■ **Texto del ejercicio**:
++++++++++++++++++++

El conocimiento de la industria, sumado a la trayectoria profesional de la Cuarta Generación de la Familia Bousquet, permitieron la consolidación de estos logros.

Labid Al Ameri, actual Presidente de Domaine Bousquet, trabajó en la Bolsa Internacional de Valores en Fidelity Investments en Boston, Estados Unidos. En el año 2005 se incorporó a la bodega para desarrollar el departamento de exportaciones; desde ese momento las ventas aumentaron significativamente logrando presencia de marca en más de 40 países en la actualidad.

Anne Bousquet es la Directora Ejecutiva de la bodega. Antes de incorporarse al staff de la bodega, se desempeñó como economista realizando análisis de proyectos para la industria europea de embalaje de papel. Anne se unió a la empresa para colaborar en la planificación financiera, la gestión de operaciones diarias y el desarrollo comercial. Es Licenciada en Economía egresada de la Universidad de Tolouse, Francia y cuenta con una Maestría en Economía Aplicada de la Universidad de Saint Cloud, MN, EEUU.

Guillaume, está a cargo de las ventas en el mercado europeo. Cuenta con un Máster en Marketing del IEA, Universidad de Tolouse, Francia. Se encarga de colaborar con el desarrollo del plan de marketing anual de la bodega. Luego de dedicarse a la gerencia de ventas en Europa, viajó a EEUU por 3 años para definir un plan de ventas y marketing. En el año 2015, regresó a francia para trabajar en el mercado europeo..

++++++++++++++++++++

■ **Tarea 1**: Por favor, actualiza la parte del texto del ejercicio que abre con las palabras que contienen "El conocimiento de" y cierra con "en la actualidad.", y sustituye "Presidente" por "Director General".
■ **Tarea 2**:
Indica si cada afirmación coincide con el texto del ejercicio y cita las palabras del texto que lo deciden.
(a) Labid Al Ameri se incorporó a la bodega en 2005.
(b) Anne Bousquet es la Presidente de Domaine Bousquet.
(c) Guillaume pasó cinco años en EEUU.

■ **Información**:
++++++++++++++++++++

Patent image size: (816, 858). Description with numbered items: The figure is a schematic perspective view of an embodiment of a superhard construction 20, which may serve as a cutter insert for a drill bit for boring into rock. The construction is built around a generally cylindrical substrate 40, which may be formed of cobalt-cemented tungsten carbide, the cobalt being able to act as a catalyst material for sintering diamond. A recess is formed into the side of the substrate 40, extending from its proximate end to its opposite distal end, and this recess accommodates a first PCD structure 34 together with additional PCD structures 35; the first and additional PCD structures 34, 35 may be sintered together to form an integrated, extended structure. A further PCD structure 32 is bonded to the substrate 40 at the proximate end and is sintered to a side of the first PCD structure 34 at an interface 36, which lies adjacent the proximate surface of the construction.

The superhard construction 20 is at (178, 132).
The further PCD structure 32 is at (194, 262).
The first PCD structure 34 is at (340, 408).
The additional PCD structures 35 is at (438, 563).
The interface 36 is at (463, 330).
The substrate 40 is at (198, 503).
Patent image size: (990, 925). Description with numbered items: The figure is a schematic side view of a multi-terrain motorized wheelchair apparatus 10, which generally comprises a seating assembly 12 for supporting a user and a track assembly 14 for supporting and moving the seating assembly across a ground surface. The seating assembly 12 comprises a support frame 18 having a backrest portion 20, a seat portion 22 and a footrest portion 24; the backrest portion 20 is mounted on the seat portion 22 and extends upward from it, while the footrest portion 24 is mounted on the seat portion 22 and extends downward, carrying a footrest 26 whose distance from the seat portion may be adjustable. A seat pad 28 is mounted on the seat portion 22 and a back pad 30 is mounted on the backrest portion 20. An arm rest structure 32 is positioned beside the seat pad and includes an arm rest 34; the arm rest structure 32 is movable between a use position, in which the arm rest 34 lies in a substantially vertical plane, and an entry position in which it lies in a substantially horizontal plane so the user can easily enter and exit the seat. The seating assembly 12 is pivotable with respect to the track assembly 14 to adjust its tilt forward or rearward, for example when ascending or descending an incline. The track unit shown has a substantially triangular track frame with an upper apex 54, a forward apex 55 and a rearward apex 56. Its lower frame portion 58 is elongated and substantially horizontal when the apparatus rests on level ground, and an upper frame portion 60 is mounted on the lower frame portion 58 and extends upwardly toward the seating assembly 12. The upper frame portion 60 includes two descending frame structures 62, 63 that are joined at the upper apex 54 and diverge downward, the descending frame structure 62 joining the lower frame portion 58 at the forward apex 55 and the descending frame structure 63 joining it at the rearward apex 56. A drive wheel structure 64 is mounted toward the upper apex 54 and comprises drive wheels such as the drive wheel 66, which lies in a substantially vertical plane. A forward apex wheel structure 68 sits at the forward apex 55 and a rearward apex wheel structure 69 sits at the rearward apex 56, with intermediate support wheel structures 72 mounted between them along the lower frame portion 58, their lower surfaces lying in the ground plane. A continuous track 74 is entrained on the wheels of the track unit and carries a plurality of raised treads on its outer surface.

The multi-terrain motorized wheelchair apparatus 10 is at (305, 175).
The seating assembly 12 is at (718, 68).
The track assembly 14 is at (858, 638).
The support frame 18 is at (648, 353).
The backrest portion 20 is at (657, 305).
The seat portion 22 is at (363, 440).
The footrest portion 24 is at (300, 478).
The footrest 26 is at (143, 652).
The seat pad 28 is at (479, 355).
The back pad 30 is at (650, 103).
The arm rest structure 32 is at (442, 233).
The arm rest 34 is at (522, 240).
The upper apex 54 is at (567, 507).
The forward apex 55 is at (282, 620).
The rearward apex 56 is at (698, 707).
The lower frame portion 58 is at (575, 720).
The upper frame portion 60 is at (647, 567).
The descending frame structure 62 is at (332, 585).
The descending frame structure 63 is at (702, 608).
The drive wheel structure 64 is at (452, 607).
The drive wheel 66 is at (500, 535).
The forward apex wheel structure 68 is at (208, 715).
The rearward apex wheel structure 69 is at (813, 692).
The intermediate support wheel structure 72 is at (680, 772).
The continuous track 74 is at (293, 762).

++++++++++++++++++++

■ **Espacio de respuesta 1**:
El conocimiento de la industria, sumado a la trayectoria profesional de la Cuarta Generación de la Familia Bousquet, permitieron la consolidación de estos logros.

Labid Al Ameri, actual Director General de Domaine Bousquet, trabajó en la Bolsa Internacional de Valores en Fidelity Investments en Boston, Estados Unidos. En el año 2005 se incorporó a la bodega para desarrollar el departamento de exportaciones; desde ese momento las ventas aumentaron significativamente logrando presencia de marca en más de 40 países en la actualidad.

■ **Espacio de respuesta 2**:
(a) Sí: "En el año 2005 se incorporó a la bodega para desarrollar el departamento de exportaciones".
(b) No: "Anne Bousquet es la Directora Ejecutiva de la bodega".
(c) No: "viajó a EEUU por 3 años".